*** EXERCISE MATERIAL ***

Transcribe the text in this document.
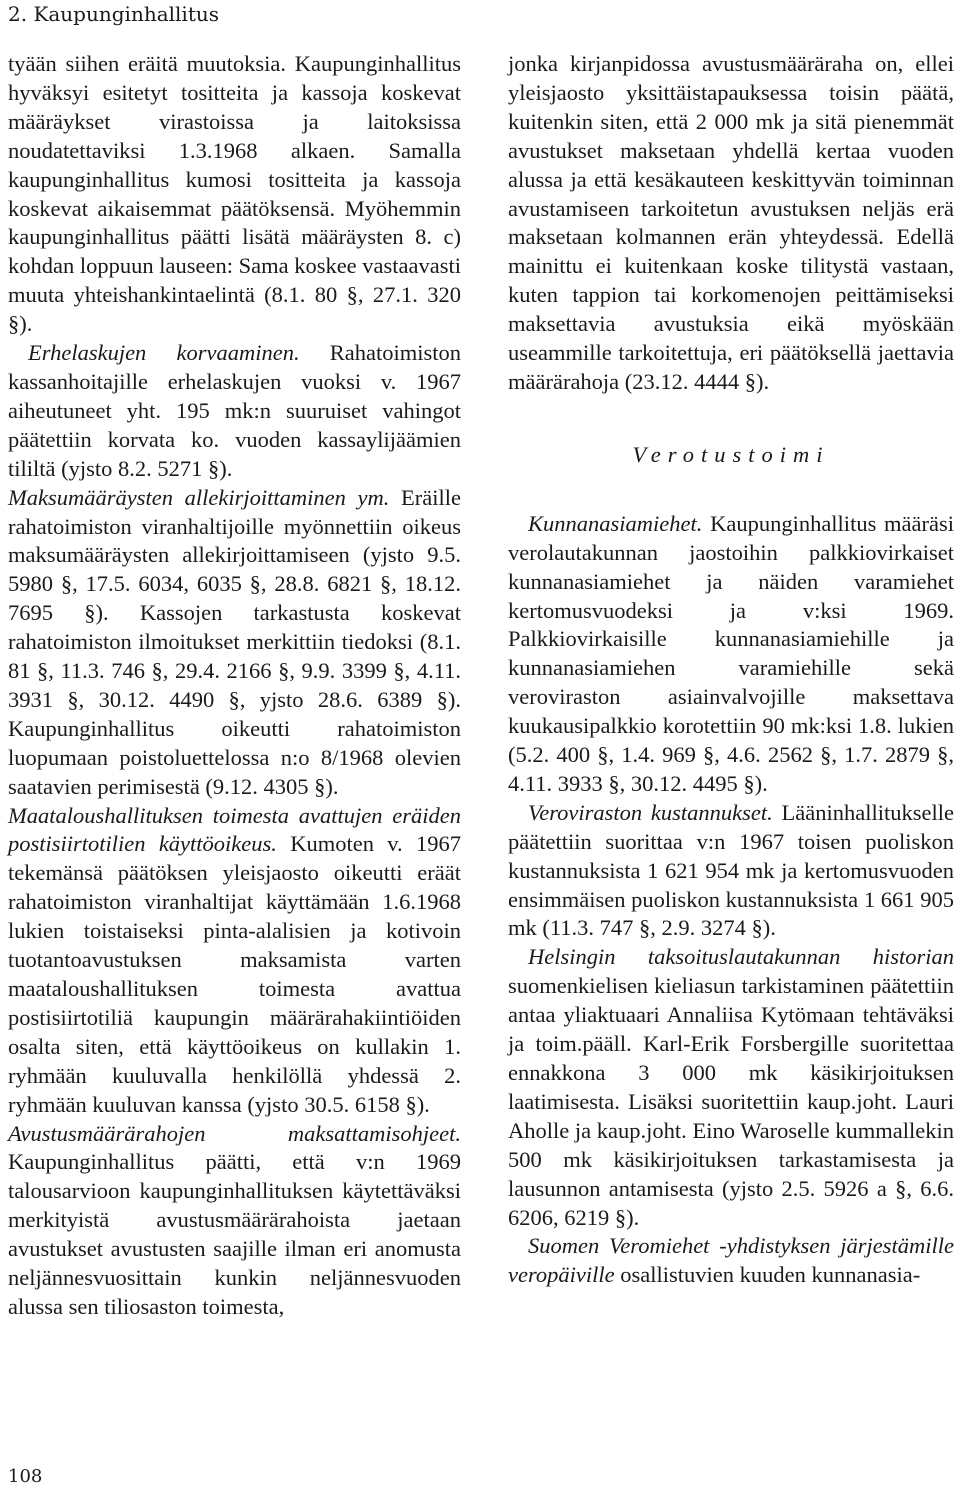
2. Kaupunginhallitus

tyään siihen eräitä muutoksia. Kaupunginhallitus hyväksyi esitetyt tositteita ja kassoja koskevat määräykset virastoissa ja laitoksissa noudatettaviksi 1.3.1968 alkaen. Samalla kaupunginhallitus kumosi tositteita ja kassoja koskevat aikaisemmat päätöksensä. Myöhemmin kaupunginhallitus päätti lisätä määräysten 8. c) kohdan loppuun lauseen: Sama koskee vastaavasti muuta yhteishankintaelintä (8.1. 80 §, 27.1. 320 §).

Erhelaskujen korvaaminen. Rahatoimiston kassanhoitajille erhelaskujen vuoksi v. 1967 aiheutuneet yht. 195 mk:n suuruiset vahingot päätettiin korvata ko. vuoden kassaylijäämien tililtä (yjsto 8.2. 5271 §).

Maksumääräysten allekirjoittaminen ym. Eräille rahatoimiston viranhaltijoille myönnettiin oikeus maksumääräysten allekirjoittamiseen (yjsto 9.5. 5980 §, 17.5. 6034, 6035 §, 28.8. 6821 §, 18.12. 7695 §). Kassojen tarkastusta koskevat rahatoimiston ilmoitukset merkittiin tiedoksi (8.1. 81 §, 11.3. 746 §, 29.4. 2166 §, 9.9. 3399 §, 4.11. 3931 §, 30.12. 4490 §, yjsto 28.6. 6389 §). Kaupunginhallitus oikeutti rahatoimiston luopumaan poistoluettelossa n:o 8/1968 olevien saatavien perimisestä (9.12. 4305 §).

Maataloushallituksen toimesta avattujen eräiden postisiirtotilien käyttöoikeus. Kumoten v. 1967 tekemänsä päätöksen yleisjaosto oikeutti eräät rahatoimiston viranhaltijat käyttämään 1.6.1968 lukien toistaiseksi pinta-alalisien ja kotivoin tuotantoavustuksen maksamista varten maataloushallituksen toimesta avattua postisiirtotiliä kaupungin määrärahakiintiöiden osalta siten, että käyttöoikeus on kullakin 1. ryhmään kuuluvalla henkilöllä yhdessä 2. ryhmään kuuluvan kanssa (yjsto 30.5. 6158 §).

Avustusmäärärahojen maksattamisohjeet. Kaupunginhallitus päätti, että v:n 1969 talousarvioon kaupunginhallituksen käytettäväksi merkityistä avustusmäärärahoista jaetaan avustukset avustusten saajille ilman eri anomusta neljännesvuosittain kunkin neljännesvuoden alussa sen tiliosaston toimesta,

jonka kirjanpidossa avustusmääräraha on, ellei yleisjaosto yksittäistapauksessa toisin päätä, kuitenkin siten, että 2 000 mk ja sitä pienemmät avustukset maksetaan yhdellä kertaa vuoden alussa ja että kesäkauteen keskittyvän toiminnan avustamiseen tarkoitetun avustuksen neljäs erä maksetaan kolmannen erän yhteydessä. Edellä mainittu ei kuitenkaan koske tilitystä vastaan, kuten tappion tai korkomenojen peittämiseksi maksettavia avustuksia eikä myöskään useammille tarkoitettuja, eri päätöksellä jaettavia määrärahoja (23.12. 4444 §).

Verotustoimi

Kunnanasiamiehet. Kaupunginhallitus määräsi verolautakunnan jaostoihin palkkiovirkaiset kunnanasiamiehet ja näiden varamiehet kertomusvuodeksi ja v:ksi 1969. Palkkiovirkaisille kunnanasiamiehille ja kunnanasiamiehen varamiehille sekä veroviraston asiainvalvojille maksettava kuukausipalkkio korotettiin 90 mk:ksi 1.8. lukien (5.2. 400 §, 1.4. 969 §, 4.6. 2562 §, 1.7. 2879 §, 4.11. 3933 §, 30.12. 4495 §).

Veroviraston kustannukset. Lääninhallitukselle päätettiin suorittaa v:n 1967 toisen puoliskon kustannuksista 1 621 954 mk ja kertomusvuoden ensimmäisen puoliskon kustannuksista 1 661 905 mk (11.3. 747 §, 2.9. 3274 §).

Helsingin taksoituslautakunnan historian suomenkielisen kieliasun tarkistaminen päätettiin antaa yliaktuaari Annaliisa Kytömaan tehtäväksi ja toim.pääll. Karl-Erik Forsbergille suoritettaa ennakkona 3 000 mk käsikirjoituksen laatimisesta. Lisäksi suoritettiin kaup.joht. Lauri Aholle ja kaup.joht. Eino Waroselle kummallekin 500 mk käsikirjoituksen tarkastamisesta ja lausunnon antamisesta (yjsto 2.5. 5926 a §, 6.6. 6206, 6219 §).

Suomen Veromiehet -yhdistyksen järjestämille veropäiville osallistuvien kuuden kunnanasia-

108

*** End of EXERCISE MATERIAL ***

TASK STATEMENT
Exact copies of all the entries are needed; output them without the pictures.

YOUR RESPONSE
Transcribe the text in this document.
2. Kaupunginhallitus

tyään siihen eräitä muutoksia. Kaupunginhallitus hyväksyi esitetyt tositteita ja kassoja koskevat määräykset virastoissa ja laitoksissa noudatettaviksi 1.3.1968 alkaen. Samalla kaupunginhallitus kumosi tositteita ja kassoja koskevat aikaisemmat päätöksensä. Myöhemmin kaupunginhallitus päätti lisätä määräysten 8. c) kohdan loppuun lauseen: Sama koskee vastaavasti muuta yhteishankintaelintä (8.1. 80 §, 27.1. 320 §).

Erhelaskujen korvaaminen. Rahatoimiston kassanhoitajille erhelaskujen vuoksi v. 1967 aiheutuneet yht. 195 mk:n suuruiset vahingot päätettiin korvata ko. vuoden kassaylijäämien tililtä (yjsto 8.2. 5271 §).

Maksumääräysten allekirjoittaminen ym. Eräille rahatoimiston viranhaltijoille myönnettiin oikeus maksumääräysten allekirjoittamiseen (yjsto 9.5. 5980 §, 17.5. 6034, 6035 §, 28.8. 6821 §, 18.12. 7695 §). Kassojen tarkastusta koskevat rahatoimiston ilmoitukset merkittiin tiedoksi (8.1. 81 §, 11.3. 746 §, 29.4. 2166 §, 9.9. 3399 §, 4.11. 3931 §, 30.12. 4490 §, yjsto 28.6. 6389 §). Kaupunginhallitus oikeutti rahatoimiston luopumaan poistoluettelossa n:o 8/1968 olevien saatavien perimisestä (9.12. 4305 §).

Maataloushallituksen toimesta avattujen eräiden postisiirtotilien käyttöoikeus. Kumoten v. 1967 tekemänsä päätöksen yleisjaosto oikeutti eräät rahatoimiston viranhaltijat käyttämään 1.6.1968 lukien toistaiseksi pinta-alalisien ja kotivoin tuotantoavustuksen maksamista varten maataloushallituksen toimesta avattua postisiirtotiliä kaupungin määrärahakiintiöiden osalta siten, että käyttöoikeus on kullakin 1. ryhmään kuuluvalla henkilöllä yhdessä 2. ryhmään kuuluvan kanssa (yjsto 30.5. 6158 §).

Avustusmäärärahojen maksattamisohjeet. Kaupunginhallitus päätti, että v:n 1969 talousarvioon kaupunginhallituksen käytettäväksi merkityistä avustusmäärärahoista jaetaan avustukset avustusten saajille ilman eri anomusta neljännesvuosittain kunkin neljännesvuoden alussa sen tiliosaston toimesta,

jonka kirjanpidossa avustusmääräraha on, ellei yleisjaosto yksittäistapauksessa toisin päätä, kuitenkin siten, että 2 000 mk ja sitä pienemmät avustukset maksetaan yhdellä kertaa vuoden alussa ja että kesäkauteen keskittyvän toiminnan avustamiseen tarkoitetun avustuksen neljäs erä maksetaan kolmannen erän yhteydessä. Edellä mainittu ei kuitenkaan koske tilitystä vastaan, kuten tappion tai korkomenojen peittämiseksi maksettavia avustuksia eikä myöskään useammille tarkoitettuja, eri päätöksellä jaettavia määrärahoja (23.12. 4444 §).

Verotustoimi

Kunnanasiamiehet. Kaupunginhallitus määräsi verolautakunnan jaostoihin palkkiovirkaiset kunnanasiamiehet ja näiden varamiehet kertomusvuodeksi ja v:ksi 1969. Palkkiovirkaisille kunnanasiamiehille ja kunnanasiamiehen varamiehille sekä veroviraston asiainvalvojille maksettava kuukausipalkkio korotettiin 90 mk:ksi 1.8. lukien (5.2. 400 §, 1.4. 969 §, 4.6. 2562 §, 1.7. 2879 §, 4.11. 3933 §, 30.12. 4495 §).

Veroviraston kustannukset. Lääninhallitukselle päätettiin suorittaa v:n 1967 toisen puoliskon kustannuksista 1 621 954 mk ja kertomusvuoden ensimmäisen puoliskon kustannuksista 1 661 905 mk (11.3. 747 §, 2.9. 3274 §).

Helsingin taksoituslautakunnan historian suomenkielisen kieliasun tarkistaminen päätettiin antaa yliaktuaari Annaliisa Kytömaan tehtäväksi ja toim.pääll. Karl-Erik Forsbergille suoritettaa ennakkona 3 000 mk käsikirjoituksen laatimisesta. Lisäksi suoritettiin kaup.joht. Lauri Aholle ja kaup.joht. Eino Waroselle kummallekin 500 mk käsikirjoituksen tarkastamisesta ja lausunnon antamisesta (yjsto 2.5. 5926 a §, 6.6. 6206, 6219 §).

Suomen Veromiehet -yhdistyksen järjestämille veropäiville osallistuvien kuuden kunnanasia-

108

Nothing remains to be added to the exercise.